___ Data shown

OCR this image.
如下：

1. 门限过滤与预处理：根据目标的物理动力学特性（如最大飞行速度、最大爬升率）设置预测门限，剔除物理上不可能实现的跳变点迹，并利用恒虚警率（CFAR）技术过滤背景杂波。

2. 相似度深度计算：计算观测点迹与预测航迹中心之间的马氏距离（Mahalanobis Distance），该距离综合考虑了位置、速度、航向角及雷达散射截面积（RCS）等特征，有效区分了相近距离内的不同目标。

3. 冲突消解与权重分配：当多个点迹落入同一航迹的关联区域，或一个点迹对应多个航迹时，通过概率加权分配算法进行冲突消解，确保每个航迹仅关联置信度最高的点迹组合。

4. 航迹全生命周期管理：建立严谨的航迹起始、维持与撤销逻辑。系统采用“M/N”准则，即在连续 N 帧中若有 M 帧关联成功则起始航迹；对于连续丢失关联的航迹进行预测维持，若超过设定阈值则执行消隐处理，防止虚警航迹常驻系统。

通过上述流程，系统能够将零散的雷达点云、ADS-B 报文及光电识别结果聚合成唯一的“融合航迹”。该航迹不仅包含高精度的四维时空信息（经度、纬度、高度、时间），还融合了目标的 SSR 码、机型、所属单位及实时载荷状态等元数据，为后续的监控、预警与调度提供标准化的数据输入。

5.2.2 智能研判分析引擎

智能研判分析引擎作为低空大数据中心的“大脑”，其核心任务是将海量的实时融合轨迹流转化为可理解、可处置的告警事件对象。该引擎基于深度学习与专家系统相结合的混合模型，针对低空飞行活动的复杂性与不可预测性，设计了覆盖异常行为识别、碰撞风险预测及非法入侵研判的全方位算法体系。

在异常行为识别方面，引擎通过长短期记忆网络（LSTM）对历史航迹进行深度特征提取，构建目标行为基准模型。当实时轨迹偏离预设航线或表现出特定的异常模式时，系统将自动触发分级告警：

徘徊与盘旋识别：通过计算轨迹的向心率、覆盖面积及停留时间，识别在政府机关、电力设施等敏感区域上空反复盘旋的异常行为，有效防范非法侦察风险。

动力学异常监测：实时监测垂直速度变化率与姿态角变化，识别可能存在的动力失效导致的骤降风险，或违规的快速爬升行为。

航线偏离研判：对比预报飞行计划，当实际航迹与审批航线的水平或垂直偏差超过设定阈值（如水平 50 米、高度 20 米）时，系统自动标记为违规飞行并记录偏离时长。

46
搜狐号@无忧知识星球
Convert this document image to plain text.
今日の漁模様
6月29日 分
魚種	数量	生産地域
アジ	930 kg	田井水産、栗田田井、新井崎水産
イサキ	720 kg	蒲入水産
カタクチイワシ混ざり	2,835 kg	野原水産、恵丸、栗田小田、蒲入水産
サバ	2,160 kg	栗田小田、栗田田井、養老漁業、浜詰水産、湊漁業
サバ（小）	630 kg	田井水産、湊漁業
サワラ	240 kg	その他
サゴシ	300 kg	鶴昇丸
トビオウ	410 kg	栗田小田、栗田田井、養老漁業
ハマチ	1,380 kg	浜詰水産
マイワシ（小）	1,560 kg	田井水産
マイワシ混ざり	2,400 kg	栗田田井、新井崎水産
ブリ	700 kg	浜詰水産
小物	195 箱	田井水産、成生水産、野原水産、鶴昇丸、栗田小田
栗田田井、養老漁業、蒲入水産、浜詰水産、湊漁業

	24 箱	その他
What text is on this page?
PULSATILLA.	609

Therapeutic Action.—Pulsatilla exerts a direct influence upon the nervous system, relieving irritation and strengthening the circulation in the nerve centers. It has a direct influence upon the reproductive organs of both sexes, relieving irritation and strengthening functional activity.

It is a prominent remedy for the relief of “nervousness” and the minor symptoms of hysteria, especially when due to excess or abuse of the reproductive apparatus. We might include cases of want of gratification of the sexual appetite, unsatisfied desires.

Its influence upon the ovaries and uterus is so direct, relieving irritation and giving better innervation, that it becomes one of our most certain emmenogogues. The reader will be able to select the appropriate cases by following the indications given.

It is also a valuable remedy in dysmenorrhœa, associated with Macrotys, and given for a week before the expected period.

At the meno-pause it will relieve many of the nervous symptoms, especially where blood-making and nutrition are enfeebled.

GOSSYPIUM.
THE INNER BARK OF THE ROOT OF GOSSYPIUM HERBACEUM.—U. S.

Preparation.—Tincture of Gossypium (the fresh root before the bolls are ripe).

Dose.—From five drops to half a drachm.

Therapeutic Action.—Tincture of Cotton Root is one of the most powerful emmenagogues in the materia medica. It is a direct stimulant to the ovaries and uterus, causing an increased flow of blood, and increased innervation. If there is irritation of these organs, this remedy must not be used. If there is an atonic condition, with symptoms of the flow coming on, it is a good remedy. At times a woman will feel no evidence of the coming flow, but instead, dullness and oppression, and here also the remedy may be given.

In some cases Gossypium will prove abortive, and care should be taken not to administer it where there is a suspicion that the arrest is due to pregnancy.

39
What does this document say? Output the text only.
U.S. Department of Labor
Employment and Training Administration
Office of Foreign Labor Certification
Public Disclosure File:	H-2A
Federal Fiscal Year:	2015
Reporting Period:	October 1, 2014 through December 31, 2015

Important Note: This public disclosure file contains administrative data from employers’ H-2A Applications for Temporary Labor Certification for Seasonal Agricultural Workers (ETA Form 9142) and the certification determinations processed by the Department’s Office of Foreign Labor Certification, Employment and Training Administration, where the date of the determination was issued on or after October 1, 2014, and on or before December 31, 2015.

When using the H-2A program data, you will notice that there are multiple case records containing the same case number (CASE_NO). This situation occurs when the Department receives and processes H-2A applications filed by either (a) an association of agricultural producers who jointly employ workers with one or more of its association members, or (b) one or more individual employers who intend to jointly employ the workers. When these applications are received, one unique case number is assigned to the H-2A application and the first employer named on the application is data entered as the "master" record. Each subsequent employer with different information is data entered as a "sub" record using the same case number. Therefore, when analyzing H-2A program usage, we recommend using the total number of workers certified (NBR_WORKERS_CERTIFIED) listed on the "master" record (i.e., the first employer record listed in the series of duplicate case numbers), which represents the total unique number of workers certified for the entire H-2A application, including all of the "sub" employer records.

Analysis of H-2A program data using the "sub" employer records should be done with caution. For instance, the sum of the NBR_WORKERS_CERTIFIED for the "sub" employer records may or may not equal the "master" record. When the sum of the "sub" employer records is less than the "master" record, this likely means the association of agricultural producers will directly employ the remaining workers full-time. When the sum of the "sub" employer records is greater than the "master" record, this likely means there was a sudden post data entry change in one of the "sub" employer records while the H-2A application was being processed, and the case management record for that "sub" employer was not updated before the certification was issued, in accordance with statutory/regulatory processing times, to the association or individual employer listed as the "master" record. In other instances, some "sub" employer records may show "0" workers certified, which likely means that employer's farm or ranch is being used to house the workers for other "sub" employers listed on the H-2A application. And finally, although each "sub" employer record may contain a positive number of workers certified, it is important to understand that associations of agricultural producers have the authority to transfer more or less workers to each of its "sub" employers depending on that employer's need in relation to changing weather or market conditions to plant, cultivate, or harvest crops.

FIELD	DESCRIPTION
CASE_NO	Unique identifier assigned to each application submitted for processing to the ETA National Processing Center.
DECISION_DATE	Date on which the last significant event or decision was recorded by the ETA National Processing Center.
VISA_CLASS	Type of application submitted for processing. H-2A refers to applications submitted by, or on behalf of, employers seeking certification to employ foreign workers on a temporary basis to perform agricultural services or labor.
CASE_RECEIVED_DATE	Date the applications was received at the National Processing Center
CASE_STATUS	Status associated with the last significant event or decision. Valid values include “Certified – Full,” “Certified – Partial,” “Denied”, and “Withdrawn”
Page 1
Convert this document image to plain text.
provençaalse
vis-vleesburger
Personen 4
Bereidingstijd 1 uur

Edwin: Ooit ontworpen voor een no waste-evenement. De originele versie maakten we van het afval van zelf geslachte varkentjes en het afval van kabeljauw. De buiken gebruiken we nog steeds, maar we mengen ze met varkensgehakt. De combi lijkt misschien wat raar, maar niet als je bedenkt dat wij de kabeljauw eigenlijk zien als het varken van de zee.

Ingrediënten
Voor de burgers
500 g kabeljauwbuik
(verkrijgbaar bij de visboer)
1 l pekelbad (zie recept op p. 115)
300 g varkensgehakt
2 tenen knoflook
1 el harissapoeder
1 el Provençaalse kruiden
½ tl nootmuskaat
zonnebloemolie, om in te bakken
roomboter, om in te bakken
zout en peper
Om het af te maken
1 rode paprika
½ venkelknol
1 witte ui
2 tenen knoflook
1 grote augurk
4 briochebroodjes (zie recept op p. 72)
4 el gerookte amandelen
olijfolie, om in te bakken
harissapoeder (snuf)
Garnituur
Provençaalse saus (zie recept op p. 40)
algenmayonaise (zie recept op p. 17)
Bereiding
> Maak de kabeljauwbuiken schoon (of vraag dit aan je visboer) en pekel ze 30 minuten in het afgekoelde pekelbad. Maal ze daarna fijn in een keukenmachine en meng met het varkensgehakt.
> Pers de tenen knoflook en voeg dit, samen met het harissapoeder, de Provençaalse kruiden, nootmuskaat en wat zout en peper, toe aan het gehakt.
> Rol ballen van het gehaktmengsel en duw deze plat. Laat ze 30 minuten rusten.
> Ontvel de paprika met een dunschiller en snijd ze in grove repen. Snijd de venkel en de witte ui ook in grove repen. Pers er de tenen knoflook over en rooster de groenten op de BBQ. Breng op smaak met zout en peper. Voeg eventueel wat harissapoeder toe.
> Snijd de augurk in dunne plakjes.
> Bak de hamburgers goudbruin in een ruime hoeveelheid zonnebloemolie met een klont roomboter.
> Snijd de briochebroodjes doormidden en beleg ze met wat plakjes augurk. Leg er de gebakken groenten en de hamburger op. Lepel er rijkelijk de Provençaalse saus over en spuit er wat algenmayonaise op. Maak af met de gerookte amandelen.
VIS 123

______

* [Problem statement]:
Go through the listing above and list every line that has the word "kruiden".

* [Exercise response]:
1 el Provençaalse kruiden
> Pers de tenen knoflook en voeg dit, samen met het harissapoeder, de Provençaalse kruiden, nootmuskaat en wat zout en peper, toe aan het gehakt.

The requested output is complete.